### Task objective
Collect every line in the records below that contains the word "Скорост".

### Stored entries
+---+
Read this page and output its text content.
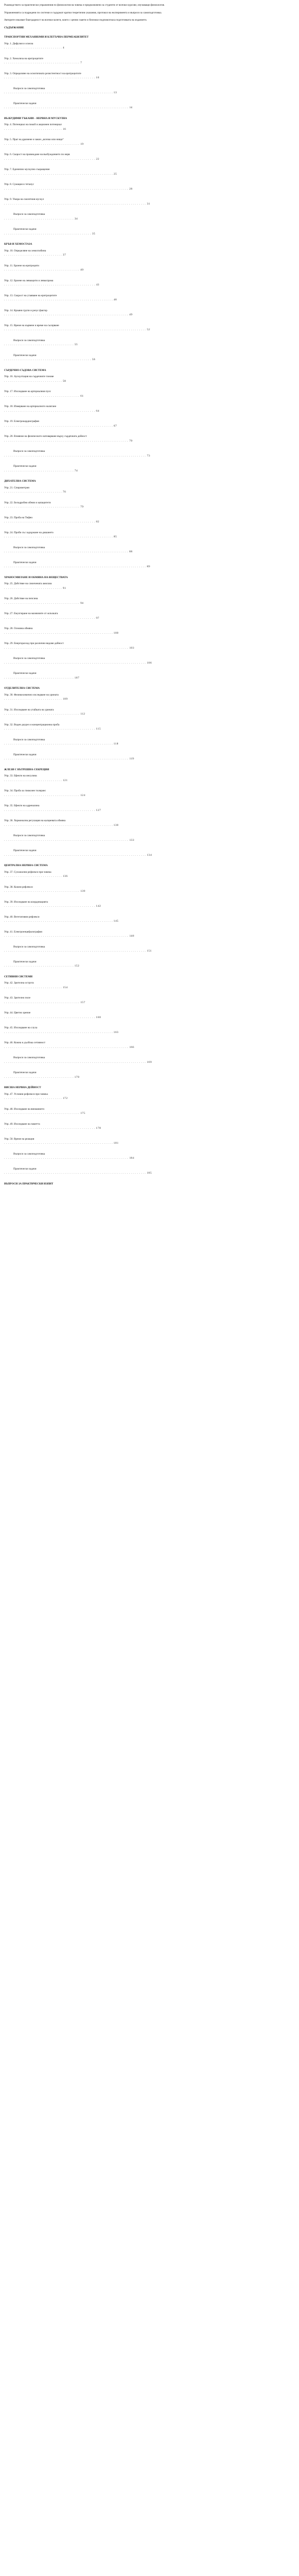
Ръководството за практически упражнения по физиология на човека е предназначено за студенти от всички курсове, изучаващи физиология.

Упражненията са подредени по системи и съдържат кратки теоретични указания, протокол на експеримента и въпроси за самоподготовка.

Авторите изказват благодарност на всички колеги, които с ценни съвети и бележки подпомогнаха подготовката на изданието.

СЪДЪРЖАНИЕ
ТРАНСПОРТНИ МЕХАНИЗМИ И КЛЕТЪЧНА ПЕРМЕАБИЛИТЕТ
Упр. 1. Дифузия и осмоза
. . . . . . . . . . . . . . . . . . . . . . . . . . . . . . 4
Упр. 2. Хемолиза на еритроцитите
. . . . . . . . . . . . . . . . . . . . . . . . . . . . . . . . . . . . . . . 7
Упр. 3. Определяне на осмотичната резистентност на еритроцитите
. . . . . . . . . . . . . . . . . . . . . . . . . . . . . . . . . . . . . . . . . . . . . . . 10
Въпроси за самоподготовка
. . . . . . . . . . . . . . . . . . . . . . . . . . . . . . . . . . . . . . . . . . . . . . . . . . . . . . . . 13
Практически задачи
. . . . . . . . . . . . . . . . . . . . . . . . . . . . . . . . . . . . . . . . . . . . . . . . . . . . . . . . . . . . . . . . 14
ВЪЗБУДИМИ ТЪКАНИ – НЕРВНА И МУСКУЛНА
Упр. 4. Потенциал на покой и акционен потенциал
. . . . . . . . . . . . . . . . . . . . . . . . . . . . . . 16
Упр. 5. Праг на дразнене и закон „всичко или нищо“
. . . . . . . . . . . . . . . . . . . . . . . . . . . . . . . . . . . . . . . 19
Упр. 6. Скорост на провеждане на възбуждението по нерв
. . . . . . . . . . . . . . . . . . . . . . . . . . . . . . . . . . . . . . . . . . . . . . . 22
Упр. 7. Единично мускулно съкращение
. . . . . . . . . . . . . . . . . . . . . . . . . . . . . . . . . . . . . . . . . . . . . . . . . . . . . . . . 25
Упр. 8. Сумация и тетанус
. . . . . . . . . . . . . . . . . . . . . . . . . . . . . . . . . . . . . . . . . . . . . . . . . . . . . . . . . . . . . . . . 28
Упр. 9. Умора на скелетния мускул
. . . . . . . . . . . . . . . . . . . . . . . . . . . . . . . . . . . . . . . . . . . . . . . . . . . . . . . . . . . . . . . . . . . . . . . . . 31
Въпроси за самоподготовка
. . . . . . . . . . . . . . . . . . . . . . . . . . . . . . . . . . . . 34
Практически задачи
. . . . . . . . . . . . . . . . . . . . . . . . . . . . . . . . . . . . . . . . . . . . . 35
КРЪВ И ХЕМОСТАЗА
Упр. 10. Определяне на хемоглобина
. . . . . . . . . . . . . . . . . . . . . . . . . . . . . . 37
Упр. 11. Броене на еритроцити
. . . . . . . . . . . . . . . . . . . . . . . . . . . . . . . . . . . . . . . 40
Упр. 12. Броене на левкоцити и левкограма
. . . . . . . . . . . . . . . . . . . . . . . . . . . . . . . . . . . . . . . . . . . . . . . 43
Упр. 13. Скорост на утаяване на еритроцитите
. . . . . . . . . . . . . . . . . . . . . . . . . . . . . . . . . . . . . . . . . . . . . . . . . . . . . . . . 46
Упр. 14. Кръвни групи и резус фактор
. . . . . . . . . . . . . . . . . . . . . . . . . . . . . . . . . . . . . . . . . . . . . . . . . . . . . . . . . . . . . . . . 49
Упр. 15. Време на кървене и време на съсирване
. . . . . . . . . . . . . . . . . . . . . . . . . . . . . . . . . . . . . . . . . . . . . . . . . . . . . . . . . . . . . . . . . . . . . . . . . 52
Въпроси за самоподготовка
. . . . . . . . . . . . . . . . . . . . . . . . . . . . . . . . . . . . 55
Практически задачи
. . . . . . . . . . . . . . . . . . . . . . . . . . . . . . . . . . . . . . . . . . . . . 56
СЪРДЕЧНО-СЪДОВА СИСТЕМА
Упр. 16. Аускултация на сърдечните тонове
. . . . . . . . . . . . . . . . . . . . . . . . . . . . . . 58
Упр. 17. Изследване на артериалния пулс
. . . . . . . . . . . . . . . . . . . . . . . . . . . . . . . . . . . . . . . 61
Упр. 18. Измерване на артериалното налягане
. . . . . . . . . . . . . . . . . . . . . . . . . . . . . . . . . . . . . . . . . . . . . . . 64
Упр. 19. Електрокардиография
. . . . . . . . . . . . . . . . . . . . . . . . . . . . . . . . . . . . . . . . . . . . . . . . . . . . . . . . 67
Упр. 20. Влияние на физическото натоварване върху сърдечната дейност
. . . . . . . . . . . . . . . . . . . . . . . . . . . . . . . . . . . . . . . . . . . . . . . . . . . . . . . . . . . . . . . . 70
Въпроси за самоподготовка
. . . . . . . . . . . . . . . . . . . . . . . . . . . . . . . . . . . . . . . . . . . . . . . . . . . . . . . . . . . . . . . . . . . . . . . . . 73
Практически задачи
. . . . . . . . . . . . . . . . . . . . . . . . . . . . . . . . . . . . 74
ДИХАТЕЛНА СИСТЕМА
Упр. 21. Спирометрия
. . . . . . . . . . . . . . . . . . . . . . . . . . . . . . 76
Упр. 22. Белодробни обеми и капацитети
. . . . . . . . . . . . . . . . . . . . . . . . . . . . . . . . . . . . . . . 79
Упр. 23. Проба на Тифно
. . . . . . . . . . . . . . . . . . . . . . . . . . . . . . . . . . . . . . . . . . . . . . . 82
Упр. 24. Проби със задържане на дишането
. . . . . . . . . . . . . . . . . . . . . . . . . . . . . . . . . . . . . . . . . . . . . . . . . . . . . . . . 85
Въпроси за самоподготовка
. . . . . . . . . . . . . . . . . . . . . . . . . . . . . . . . . . . . . . . . . . . . . . . . . . . . . . . . . . . . . . . . 88
Практически задачи
. . . . . . . . . . . . . . . . . . . . . . . . . . . . . . . . . . . . . . . . . . . . . . . . . . . . . . . . . . . . . . . . . . . . . . . . . 89
ХРАНОСМИЛАНЕ И ОБМЯНА НА ВЕЩЕСТВАТА
Упр. 25. Действие на слюнчената амилаза
. . . . . . . . . . . . . . . . . . . . . . . . . . . . . . 91
Упр. 26. Действие на пепсина
. . . . . . . . . . . . . . . . . . . . . . . . . . . . . . . . . . . . . . . 94
Упр. 27. Емулгиране на мазнините от жлъчката
. . . . . . . . . . . . . . . . . . . . . . . . . . . . . . . . . . . . . . . . . . . . . . . 97
Упр. 28. Основна обмяна
. . . . . . . . . . . . . . . . . . . . . . . . . . . . . . . . . . . . . . . . . . . . . . . . . . . . . . . . 100
Упр. 29. Енергоразход при различни видове дейност
. . . . . . . . . . . . . . . . . . . . . . . . . . . . . . . . . . . . . . . . . . . . . . . . . . . . . . . . . . . . . . . . 103
Въпроси за самоподготовка
. . . . . . . . . . . . . . . . . . . . . . . . . . . . . . . . . . . . . . . . . . . . . . . . . . . . . . . . . . . . . . . . . . . . . . . . . 106
Практически задачи
. . . . . . . . . . . . . . . . . . . . . . . . . . . . . . . . . . . . 107
ОТДЕЛИТЕЛНА СИСТЕМА
Упр. 30. Физикохимично изследване на урината
. . . . . . . . . . . . . . . . . . . . . . . . . . . . . . 109
Упр. 31. Изследване на утайката на урината
. . . . . . . . . . . . . . . . . . . . . . . . . . . . . . . . . . . . . . . 112
Упр. 32. Воден диурез и концентрационна проба
. . . . . . . . . . . . . . . . . . . . . . . . . . . . . . . . . . . . . . . . . . . . . . . 115
Въпроси за самоподготовка
. . . . . . . . . . . . . . . . . . . . . . . . . . . . . . . . . . . . . . . . . . . . . . . . . . . . . . . . 118
Практически задачи
. . . . . . . . . . . . . . . . . . . . . . . . . . . . . . . . . . . . . . . . . . . . . . . . . . . . . . . . . . . . . . . . 119
ЖЛЕЗИ С ВЪТРЕШНА СЕКРЕЦИЯ
Упр. 33. Ефекти на инсулина
. . . . . . . . . . . . . . . . . . . . . . . . . . . . . . 121
Упр. 34. Проба за глюкозен толеранс
. . . . . . . . . . . . . . . . . . . . . . . . . . . . . . . . . . . . . . . 124
Упр. 35. Ефекти на адреналина
. . . . . . . . . . . . . . . . . . . . . . . . . . . . . . . . . . . . . . . . . . . . . . . 127
Упр. 36. Хормонална регулация на калциевата обмяна
. . . . . . . . . . . . . . . . . . . . . . . . . . . . . . . . . . . . . . . . . . . . . . . . . . . . . . . . 130
Въпроси за самоподготовка
. . . . . . . . . . . . . . . . . . . . . . . . . . . . . . . . . . . . . . . . . . . . . . . . . . . . . . . . . . . . . . . . 133
Практически задачи
. . . . . . . . . . . . . . . . . . . . . . . . . . . . . . . . . . . . . . . . . . . . . . . . . . . . . . . . . . . . . . . . . . . . . . . . . 134
ЦЕНТРАЛНА НЕРВНА СИСТЕМА
Упр. 37. Сухожилни рефлекси при човека
. . . . . . . . . . . . . . . . . . . . . . . . . . . . . . 136
Упр. 38. Кожни рефлекси
. . . . . . . . . . . . . . . . . . . . . . . . . . . . . . . . . . . . . . . 139
Упр. 39. Изследване на координацията
. . . . . . . . . . . . . . . . . . . . . . . . . . . . . . . . . . . . . . . . . . . . . . . 142
Упр. 40. Вегетативни рефлекси
. . . . . . . . . . . . . . . . . . . . . . . . . . . . . . . . . . . . . . . . . . . . . . . . . . . . . . . . 145
Упр. 41. Електроенцефалография
. . . . . . . . . . . . . . . . . . . . . . . . . . . . . . . . . . . . . . . . . . . . . . . . . . . . . . . . . . . . . . . . 148
Въпроси за самоподготовка
. . . . . . . . . . . . . . . . . . . . . . . . . . . . . . . . . . . . . . . . . . . . . . . . . . . . . . . . . . . . . . . . . . . . . . . . . 151
Практически задачи
. . . . . . . . . . . . . . . . . . . . . . . . . . . . . . . . . . . . 152
СЕТИВНИ СИСТЕМИ
Упр. 42. Зрителна острота
. . . . . . . . . . . . . . . . . . . . . . . . . . . . . . 154
Упр. 43. Зрително поле
. . . . . . . . . . . . . . . . . . . . . . . . . . . . . . . . . . . . . . . 157
Упр. 44. Цветно зрение
. . . . . . . . . . . . . . . . . . . . . . . . . . . . . . . . . . . . . . . . . . . . . . . 160
Упр. 45. Изследване на слуха
. . . . . . . . . . . . . . . . . . . . . . . . . . . . . . . . . . . . . . . . . . . . . . . . . . . . . . . . 163
Упр. 46. Кожна и дълбока сетивност
. . . . . . . . . . . . . . . . . . . . . . . . . . . . . . . . . . . . . . . . . . . . . . . . . . . . . . . . . . . . . . . . 166
Въпроси за самоподготовка
. . . . . . . . . . . . . . . . . . . . . . . . . . . . . . . . . . . . . . . . . . . . . . . . . . . . . . . . . . . . . . . . . . . . . . . . . 169
Практически задачи
. . . . . . . . . . . . . . . . . . . . . . . . . . . . . . . . . . . . 170
ВИСША НЕРВНА ДЕЙНОСТ
Упр. 47. Условни рефлекси при човека
. . . . . . . . . . . . . . . . . . . . . . . . . . . . . . 172
Упр. 48. Изследване на вниманието
. . . . . . . . . . . . . . . . . . . . . . . . . . . . . . . . . . . . . . . 175
Упр. 49. Изследване на паметта
. . . . . . . . . . . . . . . . . . . . . . . . . . . . . . . . . . . . . . . . . . . . . . . 178
Упр. 50. Време на реакция
. . . . . . . . . . . . . . . . . . . . . . . . . . . . . . . . . . . . . . . . . . . . . . . . . . . . . . . . 181
Въпроси за самоподготовка
. . . . . . . . . . . . . . . . . . . . . . . . . . . . . . . . . . . . . . . . . . . . . . . . . . . . . . . . . . . . . . . . 184
Практически задачи
. . . . . . . . . . . . . . . . . . . . . . . . . . . . . . . . . . . . . . . . . . . . . . . . . . . . . . . . . . . . . . . . . . . . . . . . . 185
ВЪПРОСИ ЗА ПРАКТИЧЕСКИ ИЗПИТ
+---+
### Reply to the task
Упр. 6. Скорост на провеждане на възбуждението по нерв
Упр. 13. Скорост на утаяване на еритроцитите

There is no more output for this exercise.